Retype the data that follows line by line, exactly, and leave its pictures out.

[Data lines]
# # # # #
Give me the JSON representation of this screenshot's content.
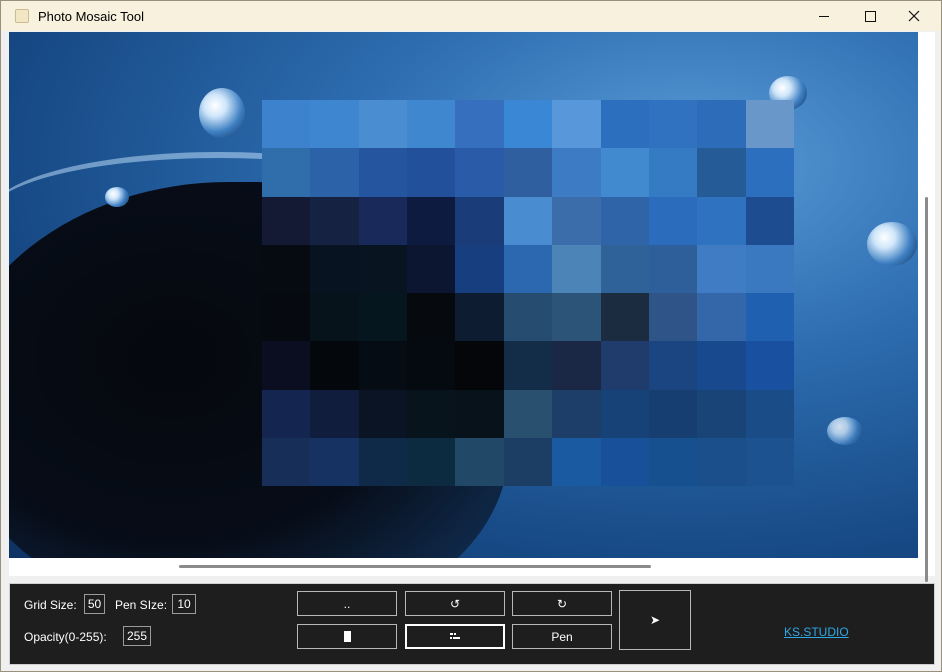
{
  "window": {
    "title": "Photo Mosaic Tool"
  },
  "controls": {
    "grid_size_label": "Grid Size:",
    "grid_size_value": "50",
    "pen_size_label": "Pen SIze:",
    "pen_size_value": "10",
    "opacity_label": "Opacity(0-255):",
    "opacity_value": "255"
  },
  "toolbar": {
    "open_label": "..",
    "undo_label": "↺",
    "redo_label": "↻",
    "pen_label": "Pen",
    "send_label": "➤"
  },
  "footer": {
    "link_text": "KS.STUDIO"
  },
  "colors": {
    "panel_bg": "#1e1e1e",
    "link": "#2fa8e6",
    "titlebar_bg": "#f7f1dd"
  },
  "mosaic_colors": [
    [
      "#3c82cc",
      "#3f86d0",
      "#4a8dd0",
      "#3f87cf",
      "#356fbe",
      "#3a87d6",
      "#5898da",
      "#2d6fbf",
      "#3172c0",
      "#2c6cb8",
      "#6a97c9"
    ],
    [
      "#2f6dab",
      "#2c62a8",
      "#2655a0",
      "#23509a",
      "#2a5ba8",
      "#2f5f9e",
      "#3d7cc4",
      "#428ad0",
      "#347bc4",
      "#255c98",
      "#2d6fbf"
    ],
    [
      "#141a33",
      "#152242",
      "#192a5a",
      "#0e1b40",
      "#1a3c78",
      "#4a8cd0",
      "#3a6daa",
      "#2f65a8",
      "#2c6cbc",
      "#2e72c0",
      "#1e4c90"
    ],
    [
      "#060b12",
      "#071320",
      "#081520",
      "#0d1630",
      "#173f80",
      "#2c68b0",
      "#4c84b8",
      "#2f6299",
      "#2e5f9a",
      "#3f7cc4",
      "#3a78c0"
    ],
    [
      "#06090f",
      "#06131b",
      "#05161f",
      "#06090e",
      "#0d1c30",
      "#264d70",
      "#2c5478",
      "#1c2c40",
      "#2e5488",
      "#3466aa",
      "#2060b0"
    ],
    [
      "#0a0e20",
      "#04070c",
      "#050c14",
      "#050a10",
      "#04060a",
      "#132c48",
      "#1a2846",
      "#203c6c",
      "#1b4580",
      "#18498e",
      "#1a50a0"
    ],
    [
      "#142650",
      "#101d3c",
      "#0a1424",
      "#08141c",
      "#08121a",
      "#2a5070",
      "#1c3e68",
      "#174278",
      "#163e70",
      "#184478",
      "#1a4c88"
    ],
    [
      "#172e58",
      "#163262",
      "#0e2a48",
      "#0c2a40",
      "#224868",
      "#1d3e64",
      "#1a5aa0",
      "#18509a",
      "#17508e",
      "#1a4f8c",
      "#1c5290"
    ]
  ]
}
# # # # #
[Solution below]
Give me the JSON representation of this screenshot's content.
{
  "window": {
    "title": "Photo Mosaic Tool"
  },
  "controls": {
    "grid_size_label": "Grid Size:",
    "grid_size_value": "50",
    "pen_size_label": "Pen SIze:",
    "pen_size_value": "10",
    "opacity_label": "Opacity(0-255):",
    "opacity_value": "255"
  },
  "toolbar": {
    "open_label": "..",
    "undo_label": "↺",
    "redo_label": "↻",
    "pen_label": "Pen",
    "send_label": "➤"
  },
  "footer": {
    "link_text": "KS.STUDIO"
  },
  "colors": {
    "panel_bg": "#1e1e1e",
    "link": "#2fa8e6",
    "titlebar_bg": "#f7f1dd"
  },
  "mosaic_colors": [
    [
      "#3c82cc",
      "#3f86d0",
      "#4a8dd0",
      "#3f87cf",
      "#356fbe",
      "#3a87d6",
      "#5898da",
      "#2d6fbf",
      "#3172c0",
      "#2c6cb8",
      "#6a97c9"
    ],
    [
      "#2f6dab",
      "#2c62a8",
      "#2655a0",
      "#23509a",
      "#2a5ba8",
      "#2f5f9e",
      "#3d7cc4",
      "#428ad0",
      "#347bc4",
      "#255c98",
      "#2d6fbf"
    ],
    [
      "#141a33",
      "#152242",
      "#192a5a",
      "#0e1b40",
      "#1a3c78",
      "#4a8cd0",
      "#3a6daa",
      "#2f65a8",
      "#2c6cbc",
      "#2e72c0",
      "#1e4c90"
    ],
    [
      "#060b12",
      "#071320",
      "#081520",
      "#0d1630",
      "#173f80",
      "#2c68b0",
      "#4c84b8",
      "#2f6299",
      "#2e5f9a",
      "#3f7cc4",
      "#3a78c0"
    ],
    [
      "#06090f",
      "#06131b",
      "#05161f",
      "#06090e",
      "#0d1c30",
      "#264d70",
      "#2c5478",
      "#1c2c40",
      "#2e5488",
      "#3466aa",
      "#2060b0"
    ],
    [
      "#0a0e20",
      "#04070c",
      "#050c14",
      "#050a10",
      "#04060a",
      "#132c48",
      "#1a2846",
      "#203c6c",
      "#1b4580",
      "#18498e",
      "#1a50a0"
    ],
    [
      "#142650",
      "#101d3c",
      "#0a1424",
      "#08141c",
      "#08121a",
      "#2a5070",
      "#1c3e68",
      "#174278",
      "#163e70",
      "#184478",
      "#1a4c88"
    ],
    [
      "#172e58",
      "#163262",
      "#0e2a48",
      "#0c2a40",
      "#224868",
      "#1d3e64",
      "#1a5aa0",
      "#18509a",
      "#17508e",
      "#1a4f8c",
      "#1c5290"
    ]
  ]
}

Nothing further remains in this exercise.